— Start Excerpted data —

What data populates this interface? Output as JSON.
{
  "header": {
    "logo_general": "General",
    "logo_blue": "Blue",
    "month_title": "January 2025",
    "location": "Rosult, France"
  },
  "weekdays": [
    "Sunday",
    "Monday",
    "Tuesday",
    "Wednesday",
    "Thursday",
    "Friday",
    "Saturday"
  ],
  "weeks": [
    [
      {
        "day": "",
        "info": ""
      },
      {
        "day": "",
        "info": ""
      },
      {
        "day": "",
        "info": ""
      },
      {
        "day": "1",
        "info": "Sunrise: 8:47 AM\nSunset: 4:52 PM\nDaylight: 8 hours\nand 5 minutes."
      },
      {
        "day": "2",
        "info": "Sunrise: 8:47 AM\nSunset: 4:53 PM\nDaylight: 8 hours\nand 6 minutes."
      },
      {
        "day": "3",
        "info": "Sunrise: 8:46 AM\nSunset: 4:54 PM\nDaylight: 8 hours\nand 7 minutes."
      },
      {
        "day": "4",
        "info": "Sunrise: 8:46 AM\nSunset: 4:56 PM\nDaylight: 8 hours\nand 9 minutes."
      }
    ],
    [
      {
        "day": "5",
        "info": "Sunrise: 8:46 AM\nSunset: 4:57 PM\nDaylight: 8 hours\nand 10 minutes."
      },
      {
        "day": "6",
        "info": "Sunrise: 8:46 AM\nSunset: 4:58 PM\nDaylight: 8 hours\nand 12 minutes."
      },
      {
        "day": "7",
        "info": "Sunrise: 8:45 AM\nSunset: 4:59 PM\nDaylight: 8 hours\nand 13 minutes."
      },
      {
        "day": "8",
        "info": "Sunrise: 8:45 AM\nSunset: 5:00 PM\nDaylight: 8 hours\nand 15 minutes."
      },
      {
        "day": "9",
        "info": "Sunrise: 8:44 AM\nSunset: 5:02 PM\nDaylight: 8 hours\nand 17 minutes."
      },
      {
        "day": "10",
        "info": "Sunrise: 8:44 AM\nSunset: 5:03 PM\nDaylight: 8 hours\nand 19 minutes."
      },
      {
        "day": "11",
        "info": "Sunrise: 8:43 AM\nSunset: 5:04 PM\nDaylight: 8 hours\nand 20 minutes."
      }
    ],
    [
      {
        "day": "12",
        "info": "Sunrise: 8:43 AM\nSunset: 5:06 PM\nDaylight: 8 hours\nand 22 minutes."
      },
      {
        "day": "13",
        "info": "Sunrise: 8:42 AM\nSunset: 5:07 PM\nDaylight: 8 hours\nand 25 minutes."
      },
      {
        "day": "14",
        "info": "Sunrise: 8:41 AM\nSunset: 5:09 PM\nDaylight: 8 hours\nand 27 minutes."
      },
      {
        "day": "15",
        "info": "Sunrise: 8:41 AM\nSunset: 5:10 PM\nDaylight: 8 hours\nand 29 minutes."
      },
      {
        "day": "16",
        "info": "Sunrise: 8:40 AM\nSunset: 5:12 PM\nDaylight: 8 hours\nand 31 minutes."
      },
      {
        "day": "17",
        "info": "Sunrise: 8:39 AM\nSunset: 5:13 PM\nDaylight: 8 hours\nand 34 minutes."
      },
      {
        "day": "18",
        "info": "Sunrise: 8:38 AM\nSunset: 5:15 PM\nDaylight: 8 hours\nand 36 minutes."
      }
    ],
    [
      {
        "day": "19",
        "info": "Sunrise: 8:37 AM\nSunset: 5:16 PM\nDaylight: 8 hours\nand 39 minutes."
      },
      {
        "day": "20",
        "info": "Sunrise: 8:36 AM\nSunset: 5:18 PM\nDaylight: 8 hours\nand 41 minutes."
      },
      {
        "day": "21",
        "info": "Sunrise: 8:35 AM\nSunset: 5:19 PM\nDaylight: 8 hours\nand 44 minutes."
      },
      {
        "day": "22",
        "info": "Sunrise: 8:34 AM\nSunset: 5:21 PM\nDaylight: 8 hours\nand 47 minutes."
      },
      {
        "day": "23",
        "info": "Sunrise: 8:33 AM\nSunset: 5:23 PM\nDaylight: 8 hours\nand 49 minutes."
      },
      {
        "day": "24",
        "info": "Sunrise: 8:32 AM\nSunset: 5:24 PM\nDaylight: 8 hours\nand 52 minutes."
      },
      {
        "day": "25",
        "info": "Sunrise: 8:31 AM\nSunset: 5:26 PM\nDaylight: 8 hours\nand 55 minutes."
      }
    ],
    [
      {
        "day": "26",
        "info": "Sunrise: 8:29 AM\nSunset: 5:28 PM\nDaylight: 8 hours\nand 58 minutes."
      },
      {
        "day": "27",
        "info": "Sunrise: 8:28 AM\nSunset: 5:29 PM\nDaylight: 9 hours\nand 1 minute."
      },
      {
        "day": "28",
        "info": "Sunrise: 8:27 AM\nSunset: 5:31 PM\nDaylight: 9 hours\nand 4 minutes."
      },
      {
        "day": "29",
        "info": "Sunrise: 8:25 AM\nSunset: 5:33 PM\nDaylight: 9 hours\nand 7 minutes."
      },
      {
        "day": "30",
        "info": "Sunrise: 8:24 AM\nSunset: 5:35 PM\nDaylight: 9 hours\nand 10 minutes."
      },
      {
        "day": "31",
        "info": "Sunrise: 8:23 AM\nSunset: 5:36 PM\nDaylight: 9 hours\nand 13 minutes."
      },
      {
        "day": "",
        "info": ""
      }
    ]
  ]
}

— End Excerpted data —

Aim: Copy out each line exactly.

Written response:
What data populates this interface? Output as JSON.
{
  "header": {
    "logo_general": "General",
    "logo_blue": "Blue",
    "month_title": "January 2025",
    "location": "Rosult, France"
  },
  "weekdays": [
    "Sunday",
    "Monday",
    "Tuesday",
    "Wednesday",
    "Thursday",
    "Friday",
    "Saturday"
  ],
  "weeks": [
    [
      {
        "day": "",
        "info": ""
      },
      {
        "day": "",
        "info": ""
      },
      {
        "day": "",
        "info": ""
      },
      {
        "day": "1",
        "info": "Sunrise: 8:47 AM\nSunset: 4:52 PM\nDaylight: 8 hours\nand 5 minutes."
      },
      {
        "day": "2",
        "info": "Sunrise: 8:47 AM\nSunset: 4:53 PM\nDaylight: 8 hours\nand 6 minutes."
      },
      {
        "day": "3",
        "info": "Sunrise: 8:46 AM\nSunset: 4:54 PM\nDaylight: 8 hours\nand 7 minutes."
      },
      {
        "day": "4",
        "info": "Sunrise: 8:46 AM\nSunset: 4:56 PM\nDaylight: 8 hours\nand 9 minutes."
      }
    ],
    [
      {
        "day": "5",
        "info": "Sunrise: 8:46 AM\nSunset: 4:57 PM\nDaylight: 8 hours\nand 10 minutes."
      },
      {
        "day": "6",
        "info": "Sunrise: 8:46 AM\nSunset: 4:58 PM\nDaylight: 8 hours\nand 12 minutes."
      },
      {
        "day": "7",
        "info": "Sunrise: 8:45 AM\nSunset: 4:59 PM\nDaylight: 8 hours\nand 13 minutes."
      },
      {
        "day": "8",
        "info": "Sunrise: 8:45 AM\nSunset: 5:00 PM\nDaylight: 8 hours\nand 15 minutes."
      },
      {
        "day": "9",
        "info": "Sunrise: 8:44 AM\nSunset: 5:02 PM\nDaylight: 8 hours\nand 17 minutes."
      },
      {
        "day": "10",
        "info": "Sunrise: 8:44 AM\nSunset: 5:03 PM\nDaylight: 8 hours\nand 19 minutes."
      },
      {
        "day": "11",
        "info": "Sunrise: 8:43 AM\nSunset: 5:04 PM\nDaylight: 8 hours\nand 20 minutes."
      }
    ],
    [
      {
        "day": "12",
        "info": "Sunrise: 8:43 AM\nSunset: 5:06 PM\nDaylight: 8 hours\nand 22 minutes."
      },
      {
        "day": "13",
        "info": "Sunrise: 8:42 AM\nSunset: 5:07 PM\nDaylight: 8 hours\nand 25 minutes."
      },
      {
        "day": "14",
        "info": "Sunrise: 8:41 AM\nSunset: 5:09 PM\nDaylight: 8 hours\nand 27 minutes."
      },
      {
        "day": "15",
        "info": "Sunrise: 8:41 AM\nSunset: 5:10 PM\nDaylight: 8 hours\nand 29 minutes."
      },
      {
        "day": "16",
        "info": "Sunrise: 8:40 AM\nSunset: 5:12 PM\nDaylight: 8 hours\nand 31 minutes."
      },
      {
        "day": "17",
        "info": "Sunrise: 8:39 AM\nSunset: 5:13 PM\nDaylight: 8 hours\nand 34 minutes."
      },
      {
        "day": "18",
        "info": "Sunrise: 8:38 AM\nSunset: 5:15 PM\nDaylight: 8 hours\nand 36 minutes."
      }
    ],
    [
      {
        "day": "19",
        "info": "Sunrise: 8:37 AM\nSunset: 5:16 PM\nDaylight: 8 hours\nand 39 minutes."
      },
      {
        "day": "20",
        "info": "Sunrise: 8:36 AM\nSunset: 5:18 PM\nDaylight: 8 hours\nand 41 minutes."
      },
      {
        "day": "21",
        "info": "Sunrise: 8:35 AM\nSunset: 5:19 PM\nDaylight: 8 hours\nand 44 minutes."
      },
      {
        "day": "22",
        "info": "Sunrise: 8:34 AM\nSunset: 5:21 PM\nDaylight: 8 hours\nand 47 minutes."
      },
      {
        "day": "23",
        "info": "Sunrise: 8:33 AM\nSunset: 5:23 PM\nDaylight: 8 hours\nand 49 minutes."
      },
      {
        "day": "24",
        "info": "Sunrise: 8:32 AM\nSunset: 5:24 PM\nDaylight: 8 hours\nand 52 minutes."
      },
      {
        "day": "25",
        "info": "Sunrise: 8:31 AM\nSunset: 5:26 PM\nDaylight: 8 hours\nand 55 minutes."
      }
    ],
    [
      {
        "day": "26",
        "info": "Sunrise: 8:29 AM\nSunset: 5:28 PM\nDaylight: 8 hours\nand 58 minutes."
      },
      {
        "day": "27",
        "info": "Sunrise: 8:28 AM\nSunset: 5:29 PM\nDaylight: 9 hours\nand 1 minute."
      },
      {
        "day": "28",
        "info": "Sunrise: 8:27 AM\nSunset: 5:31 PM\nDaylight: 9 hours\nand 4 minutes."
      },
      {
        "day": "29",
        "info": "Sunrise: 8:25 AM\nSunset: 5:33 PM\nDaylight: 9 hours\nand 7 minutes."
      },
      {
        "day": "30",
        "info": "Sunrise: 8:24 AM\nSunset: 5:35 PM\nDaylight: 9 hours\nand 10 minutes."
      },
      {
        "day": "31",
        "info": "Sunrise: 8:23 AM\nSunset: 5:36 PM\nDaylight: 9 hours\nand 13 minutes."
      },
      {
        "day": "",
        "info": ""
      }
    ]
  ]
}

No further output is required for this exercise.